Given request →
List, from the lines below, each one with "detached" in it.

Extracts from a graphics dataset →
▬▬▬▬▬▬▬▬▬▬

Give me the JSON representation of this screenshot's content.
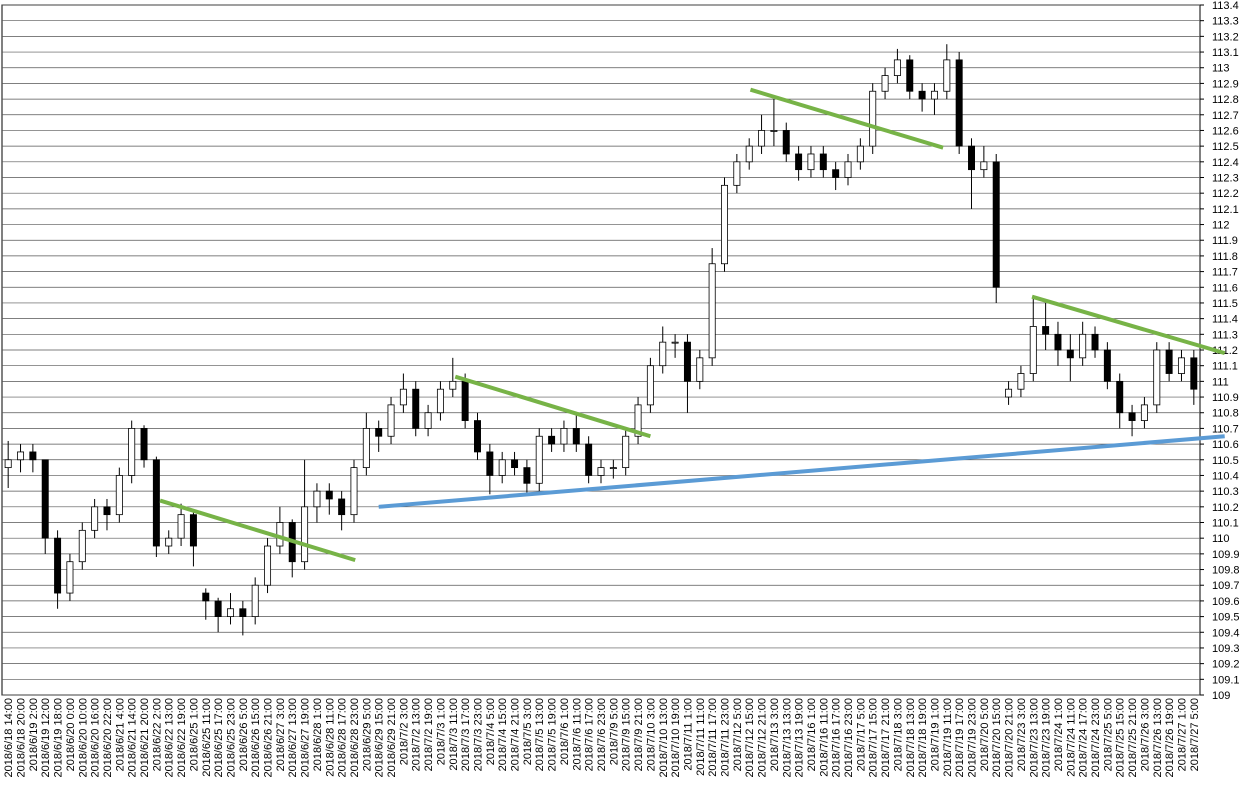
{
  "chart_data": {
    "type": "candlestick",
    "categories": [
      "2018/6/18 14:00",
      "2018/6/18 20:00",
      "2018/6/19 2:00",
      "2018/6/19 12:00",
      "2018/6/19 18:00",
      "2018/6/20 0:00",
      "2018/6/20 10:00",
      "2018/6/20 16:00",
      "2018/6/20 22:00",
      "2018/6/21 4:00",
      "2018/6/21 14:00",
      "2018/6/21 20:00",
      "2018/6/22 2:00",
      "2018/6/22 13:00",
      "2018/6/22 19:00",
      "2018/6/25 1:00",
      "2018/6/25 11:00",
      "2018/6/25 17:00",
      "2018/6/25 23:00",
      "2018/6/26 5:00",
      "2018/6/26 15:00",
      "2018/6/26 21:00",
      "2018/6/27 3:00",
      "2018/6/27 13:00",
      "2018/6/27 19:00",
      "2018/6/28 1:00",
      "2018/6/28 11:00",
      "2018/6/28 17:00",
      "2018/6/28 23:00",
      "2018/6/29 5:00",
      "2018/6/29 15:00",
      "2018/6/29 21:00",
      "2018/7/2 3:00",
      "2018/7/2 13:00",
      "2018/7/2 19:00",
      "2018/7/3 1:00",
      "2018/7/3 11:00",
      "2018/7/3 17:00",
      "2018/7/3 23:00",
      "2018/7/4 5:00",
      "2018/7/4 15:00",
      "2018/7/4 21:00",
      "2018/7/5 3:00",
      "2018/7/5 13:00",
      "2018/7/5 19:00",
      "2018/7/6 1:00",
      "2018/7/6 11:00",
      "2018/7/6 17:00",
      "2018/7/6 23:00",
      "2018/7/9 5:00",
      "2018/7/9 15:00",
      "2018/7/9 21:00",
      "2018/7/10 3:00",
      "2018/7/10 13:00",
      "2018/7/10 19:00",
      "2018/7/11 1:00",
      "2018/7/11 11:00",
      "2018/7/11 17:00",
      "2018/7/11 23:00",
      "2018/7/12 5:00",
      "2018/7/12 15:00",
      "2018/7/12 21:00",
      "2018/7/13 3:00",
      "2018/7/13 13:00",
      "2018/7/13 19:00",
      "2018/7/16 1:00",
      "2018/7/16 11:00",
      "2018/7/16 17:00",
      "2018/7/16 23:00",
      "2018/7/17 5:00",
      "2018/7/17 15:00",
      "2018/7/17 21:00",
      "2018/7/18 3:00",
      "2018/7/18 13:00",
      "2018/7/18 19:00",
      "2018/7/19 1:00",
      "2018/7/19 11:00",
      "2018/7/19 17:00",
      "2018/7/19 23:00",
      "2018/7/20 5:00",
      "2018/7/20 15:00",
      "2018/7/20 21:00",
      "2018/7/23 3:00",
      "2018/7/23 13:00",
      "2018/7/23 19:00",
      "2018/7/24 1:00",
      "2018/7/24 11:00",
      "2018/7/24 17:00",
      "2018/7/24 23:00",
      "2018/7/25 5:00",
      "2018/7/25 15:00",
      "2018/7/25 21:00",
      "2018/7/26 3:00",
      "2018/7/26 13:00",
      "2018/7/26 19:00",
      "2018/7/27 1:00",
      "2018/7/27 5:00"
    ],
    "ohlc": [
      [
        110.45,
        110.62,
        110.32,
        110.5
      ],
      [
        110.5,
        110.6,
        110.42,
        110.55
      ],
      [
        110.55,
        110.6,
        110.42,
        110.5
      ],
      [
        110.5,
        110.5,
        109.9,
        110.0
      ],
      [
        110.0,
        110.05,
        109.55,
        109.65
      ],
      [
        109.65,
        109.9,
        109.6,
        109.85
      ],
      [
        109.85,
        110.1,
        109.8,
        110.05
      ],
      [
        110.05,
        110.25,
        110.0,
        110.2
      ],
      [
        110.2,
        110.25,
        110.05,
        110.15
      ],
      [
        110.15,
        110.45,
        110.1,
        110.4
      ],
      [
        110.4,
        110.75,
        110.35,
        110.7
      ],
      [
        110.7,
        110.72,
        110.45,
        110.5
      ],
      [
        110.5,
        110.52,
        109.88,
        109.95
      ],
      [
        109.95,
        110.05,
        109.9,
        110.0
      ],
      [
        110.0,
        110.22,
        109.95,
        110.15
      ],
      [
        110.15,
        110.18,
        109.82,
        109.95
      ],
      [
        109.65,
        109.68,
        109.48,
        109.6
      ],
      [
        109.6,
        109.62,
        109.4,
        109.5
      ],
      [
        109.5,
        109.65,
        109.45,
        109.55
      ],
      [
        109.55,
        109.6,
        109.38,
        109.5
      ],
      [
        109.5,
        109.75,
        109.45,
        109.7
      ],
      [
        109.7,
        110.0,
        109.65,
        109.95
      ],
      [
        109.95,
        110.2,
        109.9,
        110.1
      ],
      [
        110.1,
        110.12,
        109.75,
        109.85
      ],
      [
        109.85,
        110.5,
        109.8,
        110.2
      ],
      [
        110.2,
        110.35,
        110.1,
        110.3
      ],
      [
        110.3,
        110.35,
        110.15,
        110.25
      ],
      [
        110.25,
        110.3,
        110.05,
        110.15
      ],
      [
        110.15,
        110.5,
        110.1,
        110.45
      ],
      [
        110.45,
        110.8,
        110.4,
        110.7
      ],
      [
        110.7,
        110.75,
        110.55,
        110.65
      ],
      [
        110.65,
        110.9,
        110.6,
        110.85
      ],
      [
        110.85,
        111.05,
        110.8,
        110.95
      ],
      [
        110.95,
        111.0,
        110.65,
        110.7
      ],
      [
        110.7,
        110.85,
        110.65,
        110.8
      ],
      [
        110.8,
        111.0,
        110.75,
        110.95
      ],
      [
        110.95,
        111.15,
        110.9,
        111.0
      ],
      [
        111.0,
        111.05,
        110.7,
        110.75
      ],
      [
        110.75,
        110.8,
        110.5,
        110.55
      ],
      [
        110.55,
        110.6,
        110.28,
        110.4
      ],
      [
        110.4,
        110.55,
        110.35,
        110.5
      ],
      [
        110.5,
        110.55,
        110.4,
        110.45
      ],
      [
        110.45,
        110.5,
        110.28,
        110.35
      ],
      [
        110.35,
        110.7,
        110.3,
        110.65
      ],
      [
        110.65,
        110.7,
        110.55,
        110.6
      ],
      [
        110.6,
        110.75,
        110.55,
        110.7
      ],
      [
        110.7,
        110.8,
        110.55,
        110.6
      ],
      [
        110.6,
        110.65,
        110.35,
        110.4
      ],
      [
        110.4,
        110.5,
        110.35,
        110.45
      ],
      [
        110.45,
        110.5,
        110.38,
        110.45
      ],
      [
        110.45,
        110.7,
        110.4,
        110.65
      ],
      [
        110.65,
        110.9,
        110.6,
        110.85
      ],
      [
        110.85,
        111.15,
        110.8,
        111.1
      ],
      [
        111.1,
        111.35,
        111.05,
        111.25
      ],
      [
        111.25,
        111.3,
        111.15,
        111.25
      ],
      [
        111.25,
        111.3,
        110.8,
        111.0
      ],
      [
        111.0,
        111.2,
        110.95,
        111.15
      ],
      [
        111.15,
        111.85,
        111.1,
        111.75
      ],
      [
        111.75,
        112.3,
        111.7,
        112.25
      ],
      [
        112.25,
        112.45,
        112.2,
        112.4
      ],
      [
        112.4,
        112.55,
        112.35,
        112.5
      ],
      [
        112.5,
        112.7,
        112.45,
        112.6
      ],
      [
        112.6,
        112.8,
        112.5,
        112.6
      ],
      [
        112.6,
        112.65,
        112.4,
        112.45
      ],
      [
        112.45,
        112.5,
        112.28,
        112.35
      ],
      [
        112.35,
        112.5,
        112.3,
        112.45
      ],
      [
        112.45,
        112.5,
        112.3,
        112.35
      ],
      [
        112.35,
        112.4,
        112.22,
        112.3
      ],
      [
        112.3,
        112.45,
        112.25,
        112.4
      ],
      [
        112.4,
        112.55,
        112.35,
        112.5
      ],
      [
        112.5,
        112.9,
        112.45,
        112.85
      ],
      [
        112.85,
        113.0,
        112.8,
        112.95
      ],
      [
        112.95,
        113.12,
        112.9,
        113.05
      ],
      [
        113.05,
        113.08,
        112.8,
        112.85
      ],
      [
        112.85,
        112.9,
        112.72,
        112.8
      ],
      [
        112.8,
        112.9,
        112.7,
        112.85
      ],
      [
        112.85,
        113.15,
        112.8,
        113.05
      ],
      [
        113.05,
        113.1,
        112.45,
        112.5
      ],
      [
        112.5,
        112.55,
        112.1,
        112.35
      ],
      [
        112.35,
        112.5,
        112.3,
        112.4
      ],
      [
        112.4,
        112.45,
        111.5,
        111.6
      ],
      [
        110.9,
        111.0,
        110.85,
        110.95
      ],
      [
        110.95,
        111.1,
        110.9,
        111.05
      ],
      [
        111.05,
        111.55,
        111.0,
        111.35
      ],
      [
        111.35,
        111.5,
        111.2,
        111.3
      ],
      [
        111.3,
        111.38,
        111.1,
        111.2
      ],
      [
        111.2,
        111.3,
        111.0,
        111.15
      ],
      [
        111.15,
        111.38,
        111.1,
        111.3
      ],
      [
        111.3,
        111.35,
        111.15,
        111.2
      ],
      [
        111.2,
        111.25,
        110.95,
        111.0
      ],
      [
        111.0,
        111.05,
        110.7,
        110.8
      ],
      [
        110.8,
        110.85,
        110.65,
        110.75
      ],
      [
        110.75,
        110.9,
        110.7,
        110.85
      ],
      [
        110.85,
        111.25,
        110.8,
        111.2
      ],
      [
        111.2,
        111.25,
        111.0,
        111.05
      ],
      [
        111.05,
        111.2,
        111.0,
        111.15
      ],
      [
        111.15,
        111.2,
        110.85,
        110.95
      ]
    ],
    "up_color": "#ffffff",
    "down_color": "#000000",
    "ylim": [
      109,
      113.4
    ],
    "yticks": [
      109,
      109.1,
      109.2,
      109.3,
      109.4,
      109.5,
      109.6,
      109.7,
      109.8,
      109.9,
      110,
      110.1,
      110.2,
      110.3,
      110.4,
      110.5,
      110.6,
      110.7,
      110.8,
      110.9,
      111,
      111.1,
      111.2,
      111.3,
      111.4,
      111.5,
      111.6,
      111.7,
      111.8,
      111.9,
      112,
      112.1,
      112.2,
      112.3,
      112.4,
      112.5,
      112.6,
      112.7,
      112.8,
      112.9,
      113,
      113.1,
      113.2,
      113.3,
      113.4
    ],
    "grid": true,
    "trendlines": [
      {
        "color": "#77b347",
        "x": [
          12.3,
          28.1
        ],
        "y": [
          110.24,
          109.86
        ]
      },
      {
        "color": "#5b9bd5",
        "x": [
          30.0,
          98.5
        ],
        "y": [
          110.2,
          110.65
        ]
      },
      {
        "color": "#77b347",
        "x": [
          36.2,
          52.0
        ],
        "y": [
          111.03,
          110.65
        ]
      },
      {
        "color": "#77b347",
        "x": [
          60.1,
          75.7
        ],
        "y": [
          112.86,
          112.49
        ]
      },
      {
        "color": "#77b347",
        "x": [
          82.9,
          98.5
        ],
        "y": [
          111.54,
          111.18
        ]
      }
    ]
  }
}
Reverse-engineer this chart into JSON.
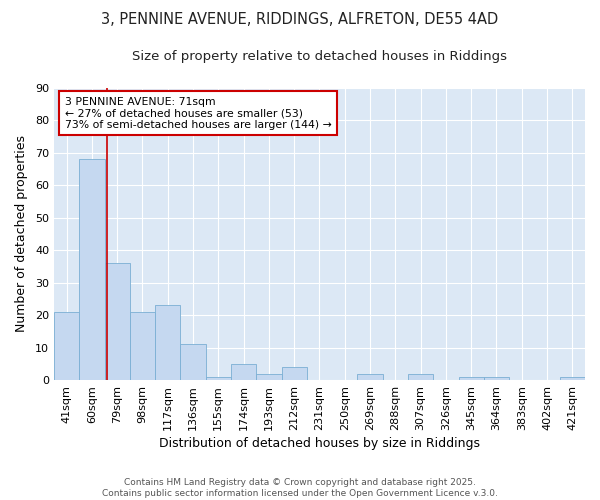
{
  "title_line1": "3, PENNINE AVENUE, RIDDINGS, ALFRETON, DE55 4AD",
  "title_line2": "Size of property relative to detached houses in Riddings",
  "xlabel": "Distribution of detached houses by size in Riddings",
  "ylabel": "Number of detached properties",
  "categories": [
    "41sqm",
    "60sqm",
    "79sqm",
    "98sqm",
    "117sqm",
    "136sqm",
    "155sqm",
    "174sqm",
    "193sqm",
    "212sqm",
    "231sqm",
    "250sqm",
    "269sqm",
    "288sqm",
    "307sqm",
    "326sqm",
    "345sqm",
    "364sqm",
    "383sqm",
    "402sqm",
    "421sqm"
  ],
  "values": [
    21,
    68,
    36,
    21,
    23,
    11,
    1,
    5,
    2,
    4,
    0,
    0,
    2,
    0,
    2,
    0,
    1,
    1,
    0,
    0,
    1
  ],
  "bar_color": "#c5d8f0",
  "bar_edge_color": "#7aafd4",
  "vline_x": 1.58,
  "vline_color": "#cc0000",
  "annotation_text": "3 PENNINE AVENUE: 71sqm\n← 27% of detached houses are smaller (53)\n73% of semi-detached houses are larger (144) →",
  "annotation_box_color": "#ffffff",
  "annotation_box_edge": "#cc0000",
  "ylim": [
    0,
    90
  ],
  "yticks": [
    0,
    10,
    20,
    30,
    40,
    50,
    60,
    70,
    80,
    90
  ],
  "figure_bg_color": "#ffffff",
  "plot_bg_color": "#dce8f5",
  "grid_color": "#ffffff",
  "title_fontsize": 10.5,
  "subtitle_fontsize": 9.5,
  "axis_label_fontsize": 9,
  "tick_fontsize": 8,
  "footer": "Contains HM Land Registry data © Crown copyright and database right 2025.\nContains public sector information licensed under the Open Government Licence v.3.0."
}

▬▬▬▬▬▬▬▬▬▬

Final result →
  "title_line2": "Size of property relative to detached houses in Riddings",
  "xlabel": "Distribution of detached houses by size in Riddings",
  "ylabel": "Number of detached properties",
  "annotation_text": "3 PENNINE AVENUE: 71sqm\n← 27% of detached houses are smaller (53)\n73% of semi-detached houses are larger (144) →",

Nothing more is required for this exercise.